SUPPLIED RECORDS
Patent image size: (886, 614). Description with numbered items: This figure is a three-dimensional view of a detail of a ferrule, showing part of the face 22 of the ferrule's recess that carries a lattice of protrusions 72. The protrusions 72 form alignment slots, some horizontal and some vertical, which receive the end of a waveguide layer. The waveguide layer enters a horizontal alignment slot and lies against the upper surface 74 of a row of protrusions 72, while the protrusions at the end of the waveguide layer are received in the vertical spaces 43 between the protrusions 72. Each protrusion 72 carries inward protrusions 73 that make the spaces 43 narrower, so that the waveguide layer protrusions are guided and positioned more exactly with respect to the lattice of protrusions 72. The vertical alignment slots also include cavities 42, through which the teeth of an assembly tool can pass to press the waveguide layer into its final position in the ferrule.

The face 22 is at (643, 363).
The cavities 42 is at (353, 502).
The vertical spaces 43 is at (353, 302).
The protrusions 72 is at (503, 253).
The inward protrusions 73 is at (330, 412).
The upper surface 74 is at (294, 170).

WORK TO BE COMPLETED
Locate every line in the listing above that contains the word "upper", and copy each of those lines in full.

COMPLETE OUTPUT
Patent image size: (886, 614). Description with numbered items: This figure is a three-dimensional view of a detail of a ferrule, showing part of the face 22 of the ferrule's recess that carries a lattice of protrusions 72. The protrusions 72 form alignment slots, some horizontal and some vertical, which receive the end of a waveguide layer. The waveguide layer enters a horizontal alignment slot and lies against the upper surface 74 of a row of protrusions 72, while the protrusions at the end of the waveguide layer are received in the vertical spaces 43 between the protrusions 72. Each protrusion 72 carries inward protrusions 73 that make the spaces 43 narrower, so that the waveguide layer protrusions are guided and positioned more exactly with respect to the lattice of protrusions 72. The vertical alignment slots also include cavities 42, through which the teeth of an assembly tool can pass to press the waveguide layer into its final position in the ferrule.
The upper surface 74 is at (294, 170).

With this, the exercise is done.